LISTED ENTRIES:

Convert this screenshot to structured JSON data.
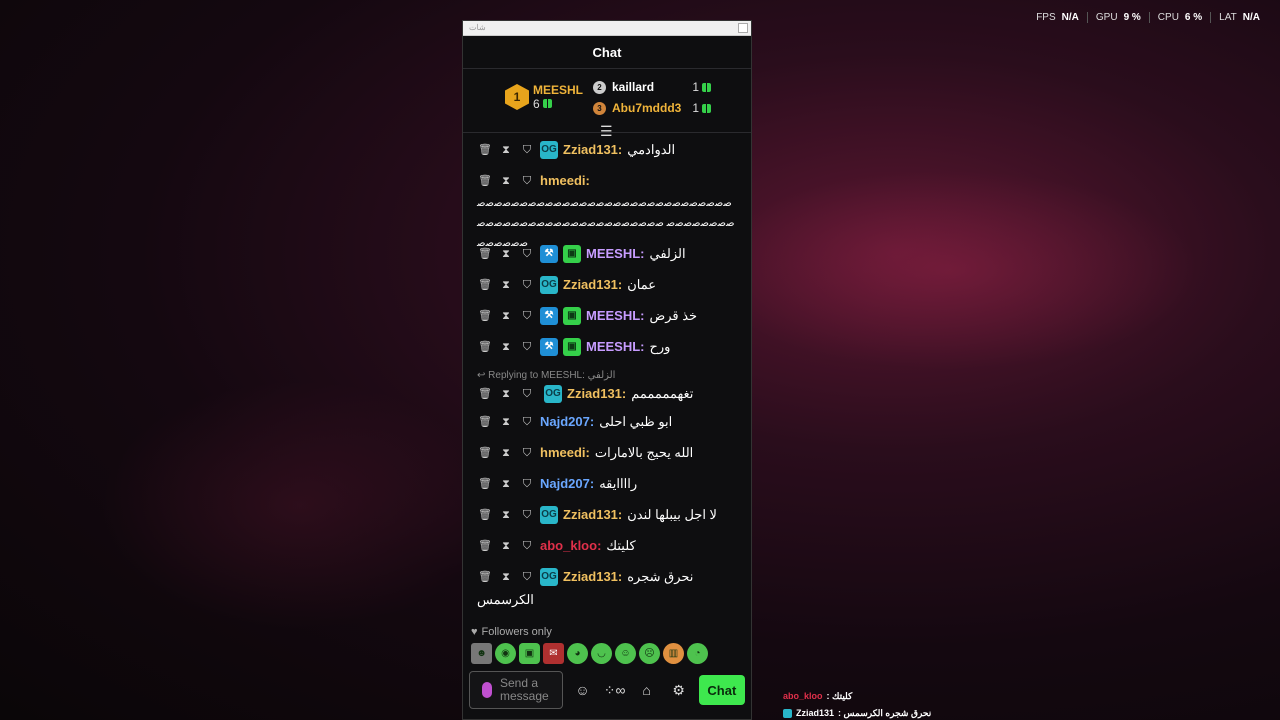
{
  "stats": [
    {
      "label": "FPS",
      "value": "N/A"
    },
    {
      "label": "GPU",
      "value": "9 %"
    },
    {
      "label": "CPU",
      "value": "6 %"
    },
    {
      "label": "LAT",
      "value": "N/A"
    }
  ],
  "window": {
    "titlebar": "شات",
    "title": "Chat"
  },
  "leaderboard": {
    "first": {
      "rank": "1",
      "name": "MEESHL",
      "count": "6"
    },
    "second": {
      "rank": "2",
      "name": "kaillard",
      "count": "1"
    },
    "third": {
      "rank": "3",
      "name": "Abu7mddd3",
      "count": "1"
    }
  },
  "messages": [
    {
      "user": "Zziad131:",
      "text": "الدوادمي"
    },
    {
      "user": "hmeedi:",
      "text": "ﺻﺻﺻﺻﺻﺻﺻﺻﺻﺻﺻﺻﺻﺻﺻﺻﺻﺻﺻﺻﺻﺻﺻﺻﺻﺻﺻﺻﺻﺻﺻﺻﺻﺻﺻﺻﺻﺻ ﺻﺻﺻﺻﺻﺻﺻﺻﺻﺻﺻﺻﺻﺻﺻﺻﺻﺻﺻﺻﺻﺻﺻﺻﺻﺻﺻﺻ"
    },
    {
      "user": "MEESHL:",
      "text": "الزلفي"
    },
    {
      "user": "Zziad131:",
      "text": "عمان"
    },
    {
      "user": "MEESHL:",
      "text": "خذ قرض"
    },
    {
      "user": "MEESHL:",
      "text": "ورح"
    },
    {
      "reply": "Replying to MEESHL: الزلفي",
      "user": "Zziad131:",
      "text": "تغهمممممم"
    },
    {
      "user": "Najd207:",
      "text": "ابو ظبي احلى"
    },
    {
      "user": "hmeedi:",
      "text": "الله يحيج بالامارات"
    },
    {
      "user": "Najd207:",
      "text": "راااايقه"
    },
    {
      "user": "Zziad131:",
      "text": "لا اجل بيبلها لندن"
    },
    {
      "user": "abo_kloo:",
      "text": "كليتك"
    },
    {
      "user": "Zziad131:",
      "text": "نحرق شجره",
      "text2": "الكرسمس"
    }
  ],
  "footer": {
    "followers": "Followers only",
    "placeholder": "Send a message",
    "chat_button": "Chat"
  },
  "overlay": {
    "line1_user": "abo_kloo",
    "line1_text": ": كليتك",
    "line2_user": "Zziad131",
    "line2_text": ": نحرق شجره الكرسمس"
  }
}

WHAT THIS TASK INVOLVES: Return the material exactly as given, apart from the pictures.

RESULT FOR THIS TASK:
Convert this screenshot to structured JSON data.
{
  "stats": [
    {
      "label": "FPS",
      "value": "N/A"
    },
    {
      "label": "GPU",
      "value": "9 %"
    },
    {
      "label": "CPU",
      "value": "6 %"
    },
    {
      "label": "LAT",
      "value": "N/A"
    }
  ],
  "window": {
    "titlebar": "شات",
    "title": "Chat"
  },
  "leaderboard": {
    "first": {
      "rank": "1",
      "name": "MEESHL",
      "count": "6"
    },
    "second": {
      "rank": "2",
      "name": "kaillard",
      "count": "1"
    },
    "third": {
      "rank": "3",
      "name": "Abu7mddd3",
      "count": "1"
    }
  },
  "messages": [
    {
      "user": "Zziad131:",
      "text": "الدوادمي"
    },
    {
      "user": "hmeedi:",
      "text": "ﺻﺻﺻﺻﺻﺻﺻﺻﺻﺻﺻﺻﺻﺻﺻﺻﺻﺻﺻﺻﺻﺻﺻﺻﺻﺻﺻﺻﺻﺻﺻﺻﺻﺻﺻﺻﺻﺻ ﺻﺻﺻﺻﺻﺻﺻﺻﺻﺻﺻﺻﺻﺻﺻﺻﺻﺻﺻﺻﺻﺻﺻﺻﺻﺻﺻﺻ"
    },
    {
      "user": "MEESHL:",
      "text": "الزلفي"
    },
    {
      "user": "Zziad131:",
      "text": "عمان"
    },
    {
      "user": "MEESHL:",
      "text": "خذ قرض"
    },
    {
      "user": "MEESHL:",
      "text": "ورح"
    },
    {
      "reply": "Replying to MEESHL: الزلفي",
      "user": "Zziad131:",
      "text": "تغهمممممم"
    },
    {
      "user": "Najd207:",
      "text": "ابو ظبي احلى"
    },
    {
      "user": "hmeedi:",
      "text": "الله يحيج بالامارات"
    },
    {
      "user": "Najd207:",
      "text": "راااايقه"
    },
    {
      "user": "Zziad131:",
      "text": "لا اجل بيبلها لندن"
    },
    {
      "user": "abo_kloo:",
      "text": "كليتك"
    },
    {
      "user": "Zziad131:",
      "text": "نحرق شجره",
      "text2": "الكرسمس"
    }
  ],
  "footer": {
    "followers": "Followers only",
    "placeholder": "Send a message",
    "chat_button": "Chat"
  },
  "overlay": {
    "line1_user": "abo_kloo",
    "line1_text": ": كليتك",
    "line2_user": "Zziad131",
    "line2_text": ": نحرق شجره الكرسمس"
  }
}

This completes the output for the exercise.